**INSTRUCTION:** Repeat the material exactly, every line of it.

**SUPPLIED DATA:**
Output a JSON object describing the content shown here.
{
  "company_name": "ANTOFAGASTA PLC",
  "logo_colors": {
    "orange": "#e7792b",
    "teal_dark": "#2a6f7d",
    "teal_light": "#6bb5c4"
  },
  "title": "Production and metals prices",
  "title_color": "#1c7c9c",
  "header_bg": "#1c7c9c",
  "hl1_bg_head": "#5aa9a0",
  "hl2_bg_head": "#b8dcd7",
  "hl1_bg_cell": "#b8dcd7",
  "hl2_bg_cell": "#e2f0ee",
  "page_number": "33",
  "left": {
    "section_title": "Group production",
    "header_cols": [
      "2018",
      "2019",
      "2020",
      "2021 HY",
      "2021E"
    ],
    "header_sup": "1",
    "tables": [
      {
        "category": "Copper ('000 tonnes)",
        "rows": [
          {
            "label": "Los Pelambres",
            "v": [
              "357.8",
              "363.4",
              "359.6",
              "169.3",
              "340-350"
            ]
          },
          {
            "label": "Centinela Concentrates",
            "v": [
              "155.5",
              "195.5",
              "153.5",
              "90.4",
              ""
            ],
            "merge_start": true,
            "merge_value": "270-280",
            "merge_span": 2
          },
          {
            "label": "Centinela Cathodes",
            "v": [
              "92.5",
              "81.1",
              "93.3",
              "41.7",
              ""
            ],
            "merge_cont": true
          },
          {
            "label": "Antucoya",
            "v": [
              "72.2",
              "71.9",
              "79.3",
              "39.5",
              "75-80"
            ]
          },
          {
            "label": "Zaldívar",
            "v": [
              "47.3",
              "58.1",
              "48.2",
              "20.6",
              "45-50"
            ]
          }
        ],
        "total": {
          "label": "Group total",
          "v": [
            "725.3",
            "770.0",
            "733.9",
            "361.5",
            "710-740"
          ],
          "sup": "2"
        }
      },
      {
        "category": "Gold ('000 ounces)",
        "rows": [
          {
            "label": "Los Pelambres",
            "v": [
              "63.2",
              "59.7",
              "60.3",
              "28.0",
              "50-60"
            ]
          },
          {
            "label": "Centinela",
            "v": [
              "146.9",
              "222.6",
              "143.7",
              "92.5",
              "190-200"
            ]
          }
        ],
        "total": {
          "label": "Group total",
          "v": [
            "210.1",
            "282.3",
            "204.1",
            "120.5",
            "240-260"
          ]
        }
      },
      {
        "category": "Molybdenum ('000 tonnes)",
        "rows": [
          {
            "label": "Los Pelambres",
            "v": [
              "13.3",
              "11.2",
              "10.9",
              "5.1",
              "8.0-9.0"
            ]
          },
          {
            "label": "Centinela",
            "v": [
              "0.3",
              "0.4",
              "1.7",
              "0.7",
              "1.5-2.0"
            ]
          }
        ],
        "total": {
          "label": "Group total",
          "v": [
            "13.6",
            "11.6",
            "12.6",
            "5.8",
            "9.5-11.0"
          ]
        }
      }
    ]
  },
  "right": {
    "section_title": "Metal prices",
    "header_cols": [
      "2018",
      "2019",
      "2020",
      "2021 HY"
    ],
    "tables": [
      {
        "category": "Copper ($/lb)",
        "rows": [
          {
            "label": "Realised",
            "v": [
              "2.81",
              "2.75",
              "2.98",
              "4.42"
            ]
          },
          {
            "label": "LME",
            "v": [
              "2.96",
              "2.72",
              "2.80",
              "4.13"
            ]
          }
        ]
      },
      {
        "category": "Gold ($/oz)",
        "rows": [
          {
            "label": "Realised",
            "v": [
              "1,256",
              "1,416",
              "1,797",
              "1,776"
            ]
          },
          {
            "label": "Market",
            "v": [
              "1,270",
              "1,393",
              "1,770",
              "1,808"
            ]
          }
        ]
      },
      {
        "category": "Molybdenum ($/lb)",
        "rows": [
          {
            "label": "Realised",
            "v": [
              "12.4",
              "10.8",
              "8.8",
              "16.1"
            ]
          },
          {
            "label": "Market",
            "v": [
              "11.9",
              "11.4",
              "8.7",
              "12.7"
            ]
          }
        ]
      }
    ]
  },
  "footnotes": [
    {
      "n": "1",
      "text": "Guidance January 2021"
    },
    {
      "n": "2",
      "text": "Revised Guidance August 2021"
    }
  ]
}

**RESULT BELOW:**
Output a JSON object describing the content shown here.
{
  "company_name": "ANTOFAGASTA PLC",
  "logo_colors": {
    "orange": "#e7792b",
    "teal_dark": "#2a6f7d",
    "teal_light": "#6bb5c4"
  },
  "title": "Production and metals prices",
  "title_color": "#1c7c9c",
  "header_bg": "#1c7c9c",
  "hl1_bg_head": "#5aa9a0",
  "hl2_bg_head": "#b8dcd7",
  "hl1_bg_cell": "#b8dcd7",
  "hl2_bg_cell": "#e2f0ee",
  "page_number": "33",
  "left": {
    "section_title": "Group production",
    "header_cols": [
      "2018",
      "2019",
      "2020",
      "2021 HY",
      "2021E"
    ],
    "header_sup": "1",
    "tables": [
      {
        "category": "Copper ('000 tonnes)",
        "rows": [
          {
            "label": "Los Pelambres",
            "v": [
              "357.8",
              "363.4",
              "359.6",
              "169.3",
              "340-350"
            ]
          },
          {
            "label": "Centinela Concentrates",
            "v": [
              "155.5",
              "195.5",
              "153.5",
              "90.4",
              ""
            ],
            "merge_start": true,
            "merge_value": "270-280",
            "merge_span": 2
          },
          {
            "label": "Centinela Cathodes",
            "v": [
              "92.5",
              "81.1",
              "93.3",
              "41.7",
              ""
            ],
            "merge_cont": true
          },
          {
            "label": "Antucoya",
            "v": [
              "72.2",
              "71.9",
              "79.3",
              "39.5",
              "75-80"
            ]
          },
          {
            "label": "Zaldívar",
            "v": [
              "47.3",
              "58.1",
              "48.2",
              "20.6",
              "45-50"
            ]
          }
        ],
        "total": {
          "label": "Group total",
          "v": [
            "725.3",
            "770.0",
            "733.9",
            "361.5",
            "710-740"
          ],
          "sup": "2"
        }
      },
      {
        "category": "Gold ('000 ounces)",
        "rows": [
          {
            "label": "Los Pelambres",
            "v": [
              "63.2",
              "59.7",
              "60.3",
              "28.0",
              "50-60"
            ]
          },
          {
            "label": "Centinela",
            "v": [
              "146.9",
              "222.6",
              "143.7",
              "92.5",
              "190-200"
            ]
          }
        ],
        "total": {
          "label": "Group total",
          "v": [
            "210.1",
            "282.3",
            "204.1",
            "120.5",
            "240-260"
          ]
        }
      },
      {
        "category": "Molybdenum ('000 tonnes)",
        "rows": [
          {
            "label": "Los Pelambres",
            "v": [
              "13.3",
              "11.2",
              "10.9",
              "5.1",
              "8.0-9.0"
            ]
          },
          {
            "label": "Centinela",
            "v": [
              "0.3",
              "0.4",
              "1.7",
              "0.7",
              "1.5-2.0"
            ]
          }
        ],
        "total": {
          "label": "Group total",
          "v": [
            "13.6",
            "11.6",
            "12.6",
            "5.8",
            "9.5-11.0"
          ]
        }
      }
    ]
  },
  "right": {
    "section_title": "Metal prices",
    "header_cols": [
      "2018",
      "2019",
      "2020",
      "2021 HY"
    ],
    "tables": [
      {
        "category": "Copper ($/lb)",
        "rows": [
          {
            "label": "Realised",
            "v": [
              "2.81",
              "2.75",
              "2.98",
              "4.42"
            ]
          },
          {
            "label": "LME",
            "v": [
              "2.96",
              "2.72",
              "2.80",
              "4.13"
            ]
          }
        ]
      },
      {
        "category": "Gold ($/oz)",
        "rows": [
          {
            "label": "Realised",
            "v": [
              "1,256",
              "1,416",
              "1,797",
              "1,776"
            ]
          },
          {
            "label": "Market",
            "v": [
              "1,270",
              "1,393",
              "1,770",
              "1,808"
            ]
          }
        ]
      },
      {
        "category": "Molybdenum ($/lb)",
        "rows": [
          {
            "label": "Realised",
            "v": [
              "12.4",
              "10.8",
              "8.8",
              "16.1"
            ]
          },
          {
            "label": "Market",
            "v": [
              "11.9",
              "11.4",
              "8.7",
              "12.7"
            ]
          }
        ]
      }
    ]
  },
  "footnotes": [
    {
      "n": "1",
      "text": "Guidance January 2021"
    },
    {
      "n": "2",
      "text": "Revised Guidance August 2021"
    }
  ]
}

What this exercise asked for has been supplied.